ENTRIES SUPPLIED:

>>>>

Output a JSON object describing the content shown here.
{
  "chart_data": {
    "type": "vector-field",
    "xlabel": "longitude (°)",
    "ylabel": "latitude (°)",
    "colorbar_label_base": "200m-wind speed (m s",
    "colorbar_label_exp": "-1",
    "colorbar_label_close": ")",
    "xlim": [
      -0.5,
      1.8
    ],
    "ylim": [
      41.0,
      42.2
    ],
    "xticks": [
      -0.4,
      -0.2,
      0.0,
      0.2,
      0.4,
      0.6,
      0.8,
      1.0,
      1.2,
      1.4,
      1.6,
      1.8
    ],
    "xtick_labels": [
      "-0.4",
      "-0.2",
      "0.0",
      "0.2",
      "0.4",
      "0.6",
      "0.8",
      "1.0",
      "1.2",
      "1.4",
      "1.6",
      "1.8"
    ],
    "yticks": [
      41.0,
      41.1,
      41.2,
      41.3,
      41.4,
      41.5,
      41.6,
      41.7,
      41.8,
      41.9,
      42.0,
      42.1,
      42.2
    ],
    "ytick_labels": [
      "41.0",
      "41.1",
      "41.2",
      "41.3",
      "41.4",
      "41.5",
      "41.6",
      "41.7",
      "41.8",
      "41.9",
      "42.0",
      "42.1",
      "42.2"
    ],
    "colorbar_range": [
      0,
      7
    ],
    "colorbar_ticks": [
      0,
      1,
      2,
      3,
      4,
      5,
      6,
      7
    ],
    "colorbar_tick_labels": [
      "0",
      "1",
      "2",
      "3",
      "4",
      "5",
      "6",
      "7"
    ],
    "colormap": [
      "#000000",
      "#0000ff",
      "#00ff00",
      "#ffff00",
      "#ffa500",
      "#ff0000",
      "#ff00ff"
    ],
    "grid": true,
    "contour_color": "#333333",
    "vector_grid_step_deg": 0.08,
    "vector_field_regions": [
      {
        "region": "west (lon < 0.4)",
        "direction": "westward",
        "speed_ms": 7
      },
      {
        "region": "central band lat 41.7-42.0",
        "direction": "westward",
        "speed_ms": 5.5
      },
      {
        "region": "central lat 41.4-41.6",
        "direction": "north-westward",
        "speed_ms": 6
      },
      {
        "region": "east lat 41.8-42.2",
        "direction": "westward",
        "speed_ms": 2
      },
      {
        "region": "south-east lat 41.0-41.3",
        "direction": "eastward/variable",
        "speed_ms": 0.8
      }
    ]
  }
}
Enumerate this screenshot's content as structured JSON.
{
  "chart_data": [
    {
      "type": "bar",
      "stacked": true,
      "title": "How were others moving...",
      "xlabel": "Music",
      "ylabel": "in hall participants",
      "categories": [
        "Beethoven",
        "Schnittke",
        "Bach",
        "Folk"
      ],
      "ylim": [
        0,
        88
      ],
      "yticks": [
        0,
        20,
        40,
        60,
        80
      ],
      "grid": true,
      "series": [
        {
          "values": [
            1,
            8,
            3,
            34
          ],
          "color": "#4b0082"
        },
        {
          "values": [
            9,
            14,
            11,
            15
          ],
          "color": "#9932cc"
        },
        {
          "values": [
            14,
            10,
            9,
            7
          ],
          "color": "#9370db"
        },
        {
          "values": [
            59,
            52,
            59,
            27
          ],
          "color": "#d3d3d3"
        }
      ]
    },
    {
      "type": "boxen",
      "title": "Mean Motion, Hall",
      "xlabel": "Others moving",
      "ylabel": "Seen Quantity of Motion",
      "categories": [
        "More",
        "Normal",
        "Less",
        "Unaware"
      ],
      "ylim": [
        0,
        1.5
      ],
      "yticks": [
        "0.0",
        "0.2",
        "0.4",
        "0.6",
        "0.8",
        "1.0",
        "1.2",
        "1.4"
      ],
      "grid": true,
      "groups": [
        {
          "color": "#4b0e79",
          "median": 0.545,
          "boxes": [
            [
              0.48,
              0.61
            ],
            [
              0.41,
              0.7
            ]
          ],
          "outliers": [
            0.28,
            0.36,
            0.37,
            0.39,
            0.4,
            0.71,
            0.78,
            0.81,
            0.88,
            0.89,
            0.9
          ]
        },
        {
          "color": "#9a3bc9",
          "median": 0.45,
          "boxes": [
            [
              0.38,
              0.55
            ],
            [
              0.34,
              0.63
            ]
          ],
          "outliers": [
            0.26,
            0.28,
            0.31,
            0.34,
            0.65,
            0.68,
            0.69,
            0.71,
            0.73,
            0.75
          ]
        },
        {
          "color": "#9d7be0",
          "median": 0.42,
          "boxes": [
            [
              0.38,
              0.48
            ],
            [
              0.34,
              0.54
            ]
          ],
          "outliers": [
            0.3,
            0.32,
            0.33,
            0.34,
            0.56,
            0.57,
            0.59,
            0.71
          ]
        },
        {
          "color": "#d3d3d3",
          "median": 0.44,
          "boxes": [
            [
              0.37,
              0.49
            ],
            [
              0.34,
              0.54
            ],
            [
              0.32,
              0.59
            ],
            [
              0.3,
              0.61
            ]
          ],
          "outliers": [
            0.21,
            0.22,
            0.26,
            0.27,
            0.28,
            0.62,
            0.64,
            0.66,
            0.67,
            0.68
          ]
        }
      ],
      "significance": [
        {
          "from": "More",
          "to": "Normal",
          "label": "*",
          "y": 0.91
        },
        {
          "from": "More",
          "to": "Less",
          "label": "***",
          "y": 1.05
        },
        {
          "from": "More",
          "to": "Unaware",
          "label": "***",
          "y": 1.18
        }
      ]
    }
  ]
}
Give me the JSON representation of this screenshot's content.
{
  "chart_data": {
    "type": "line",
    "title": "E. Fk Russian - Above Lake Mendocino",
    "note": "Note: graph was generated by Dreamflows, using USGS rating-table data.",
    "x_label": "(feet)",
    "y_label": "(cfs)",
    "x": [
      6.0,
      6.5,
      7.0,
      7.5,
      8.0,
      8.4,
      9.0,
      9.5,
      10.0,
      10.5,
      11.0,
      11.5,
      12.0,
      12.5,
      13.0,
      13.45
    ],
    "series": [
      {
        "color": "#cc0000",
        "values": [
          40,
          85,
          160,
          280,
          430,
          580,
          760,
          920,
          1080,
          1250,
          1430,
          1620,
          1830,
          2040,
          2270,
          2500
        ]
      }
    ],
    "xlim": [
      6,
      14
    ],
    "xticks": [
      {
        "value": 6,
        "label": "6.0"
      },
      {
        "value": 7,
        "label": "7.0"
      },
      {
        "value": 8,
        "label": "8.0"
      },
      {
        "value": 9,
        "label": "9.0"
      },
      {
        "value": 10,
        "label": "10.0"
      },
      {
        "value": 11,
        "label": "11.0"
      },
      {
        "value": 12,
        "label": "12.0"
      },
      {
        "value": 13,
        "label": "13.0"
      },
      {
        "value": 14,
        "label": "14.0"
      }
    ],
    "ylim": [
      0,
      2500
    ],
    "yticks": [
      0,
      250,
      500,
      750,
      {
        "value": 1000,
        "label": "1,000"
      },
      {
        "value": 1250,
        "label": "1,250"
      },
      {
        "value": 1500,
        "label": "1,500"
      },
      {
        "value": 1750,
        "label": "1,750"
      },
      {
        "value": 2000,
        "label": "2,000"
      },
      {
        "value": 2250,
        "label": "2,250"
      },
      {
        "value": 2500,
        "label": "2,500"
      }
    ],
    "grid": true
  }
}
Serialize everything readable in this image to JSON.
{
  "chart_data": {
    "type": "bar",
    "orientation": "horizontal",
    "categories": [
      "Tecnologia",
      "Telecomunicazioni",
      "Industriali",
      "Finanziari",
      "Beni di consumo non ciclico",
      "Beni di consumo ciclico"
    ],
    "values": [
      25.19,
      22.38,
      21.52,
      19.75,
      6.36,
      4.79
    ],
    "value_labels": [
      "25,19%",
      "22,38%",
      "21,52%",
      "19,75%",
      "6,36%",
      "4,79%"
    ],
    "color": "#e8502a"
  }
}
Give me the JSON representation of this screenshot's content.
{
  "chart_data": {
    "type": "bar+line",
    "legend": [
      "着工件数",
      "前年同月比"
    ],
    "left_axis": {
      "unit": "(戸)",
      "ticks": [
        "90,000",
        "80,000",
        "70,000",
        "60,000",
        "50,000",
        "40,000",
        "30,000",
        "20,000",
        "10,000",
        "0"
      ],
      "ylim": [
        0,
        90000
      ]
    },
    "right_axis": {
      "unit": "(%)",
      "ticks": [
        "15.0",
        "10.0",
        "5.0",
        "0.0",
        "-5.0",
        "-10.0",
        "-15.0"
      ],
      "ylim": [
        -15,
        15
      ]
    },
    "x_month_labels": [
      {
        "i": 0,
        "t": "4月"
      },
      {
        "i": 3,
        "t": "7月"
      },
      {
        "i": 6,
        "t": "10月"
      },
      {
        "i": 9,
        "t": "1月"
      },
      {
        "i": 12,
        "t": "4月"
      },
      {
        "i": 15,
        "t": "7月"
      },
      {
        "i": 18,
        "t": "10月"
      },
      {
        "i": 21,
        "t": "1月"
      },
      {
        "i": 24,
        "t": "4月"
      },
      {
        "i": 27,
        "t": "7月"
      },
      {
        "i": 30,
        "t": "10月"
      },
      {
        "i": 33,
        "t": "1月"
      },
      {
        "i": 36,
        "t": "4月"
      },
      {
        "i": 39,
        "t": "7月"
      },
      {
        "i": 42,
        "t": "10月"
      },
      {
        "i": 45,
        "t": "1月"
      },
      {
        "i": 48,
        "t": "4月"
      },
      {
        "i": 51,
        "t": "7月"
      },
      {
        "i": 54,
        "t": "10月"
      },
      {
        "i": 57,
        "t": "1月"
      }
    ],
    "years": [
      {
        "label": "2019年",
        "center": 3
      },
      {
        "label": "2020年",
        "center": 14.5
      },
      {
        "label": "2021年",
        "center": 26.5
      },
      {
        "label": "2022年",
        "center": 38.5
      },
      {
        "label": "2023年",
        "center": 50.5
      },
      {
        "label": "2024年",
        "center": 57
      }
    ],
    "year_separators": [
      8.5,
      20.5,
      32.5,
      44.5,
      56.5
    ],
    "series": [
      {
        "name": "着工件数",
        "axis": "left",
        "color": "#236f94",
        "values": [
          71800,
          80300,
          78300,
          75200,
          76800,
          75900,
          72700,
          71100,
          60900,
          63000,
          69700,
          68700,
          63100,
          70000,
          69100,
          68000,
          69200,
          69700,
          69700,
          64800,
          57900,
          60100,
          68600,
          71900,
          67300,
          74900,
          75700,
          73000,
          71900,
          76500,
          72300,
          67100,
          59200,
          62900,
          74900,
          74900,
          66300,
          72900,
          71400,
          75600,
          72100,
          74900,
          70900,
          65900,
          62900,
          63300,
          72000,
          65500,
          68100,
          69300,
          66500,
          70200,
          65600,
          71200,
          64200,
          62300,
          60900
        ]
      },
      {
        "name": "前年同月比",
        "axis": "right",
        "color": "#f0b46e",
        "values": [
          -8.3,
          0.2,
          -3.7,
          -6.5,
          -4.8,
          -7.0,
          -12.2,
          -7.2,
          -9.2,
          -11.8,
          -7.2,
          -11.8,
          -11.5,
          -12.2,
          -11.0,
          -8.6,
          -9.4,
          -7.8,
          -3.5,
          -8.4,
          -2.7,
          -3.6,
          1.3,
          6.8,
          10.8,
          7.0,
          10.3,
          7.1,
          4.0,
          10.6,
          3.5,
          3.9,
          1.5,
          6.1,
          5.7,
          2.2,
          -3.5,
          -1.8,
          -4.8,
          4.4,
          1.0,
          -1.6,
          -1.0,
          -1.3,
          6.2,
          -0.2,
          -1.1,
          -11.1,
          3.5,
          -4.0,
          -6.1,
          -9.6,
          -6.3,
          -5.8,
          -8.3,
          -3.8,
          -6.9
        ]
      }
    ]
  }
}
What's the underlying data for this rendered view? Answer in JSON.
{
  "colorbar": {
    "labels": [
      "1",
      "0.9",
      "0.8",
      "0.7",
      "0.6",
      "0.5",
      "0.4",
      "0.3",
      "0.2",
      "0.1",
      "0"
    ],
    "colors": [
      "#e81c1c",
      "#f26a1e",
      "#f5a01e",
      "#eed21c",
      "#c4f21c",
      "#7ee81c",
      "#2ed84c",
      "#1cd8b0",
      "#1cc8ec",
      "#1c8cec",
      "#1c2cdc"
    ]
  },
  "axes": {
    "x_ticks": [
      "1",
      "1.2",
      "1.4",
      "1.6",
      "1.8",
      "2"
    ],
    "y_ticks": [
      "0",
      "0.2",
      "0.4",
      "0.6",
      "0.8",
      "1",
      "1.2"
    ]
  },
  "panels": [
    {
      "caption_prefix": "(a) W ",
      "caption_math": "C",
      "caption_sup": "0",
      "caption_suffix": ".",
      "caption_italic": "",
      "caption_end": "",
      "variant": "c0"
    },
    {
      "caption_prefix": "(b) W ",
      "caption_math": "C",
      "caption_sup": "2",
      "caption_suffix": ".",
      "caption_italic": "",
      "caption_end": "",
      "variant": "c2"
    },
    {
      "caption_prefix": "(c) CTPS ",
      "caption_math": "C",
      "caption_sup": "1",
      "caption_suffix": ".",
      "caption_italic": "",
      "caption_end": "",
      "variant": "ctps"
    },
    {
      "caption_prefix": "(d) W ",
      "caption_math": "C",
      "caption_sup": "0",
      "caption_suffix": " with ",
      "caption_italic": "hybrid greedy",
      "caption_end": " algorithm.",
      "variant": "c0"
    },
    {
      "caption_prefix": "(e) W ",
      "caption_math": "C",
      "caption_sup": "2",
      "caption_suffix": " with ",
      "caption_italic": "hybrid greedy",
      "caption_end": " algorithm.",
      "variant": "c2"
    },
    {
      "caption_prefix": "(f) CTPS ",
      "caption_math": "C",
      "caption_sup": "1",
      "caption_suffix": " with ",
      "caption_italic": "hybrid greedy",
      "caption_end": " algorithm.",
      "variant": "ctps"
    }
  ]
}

<<<<

GIVEN PROBLEM: Extract every line that has the string "ciclico" in it.

THE COMPLETED TASK:
      "Beni di consumo non ciclico",
      "Beni di consumo ciclico"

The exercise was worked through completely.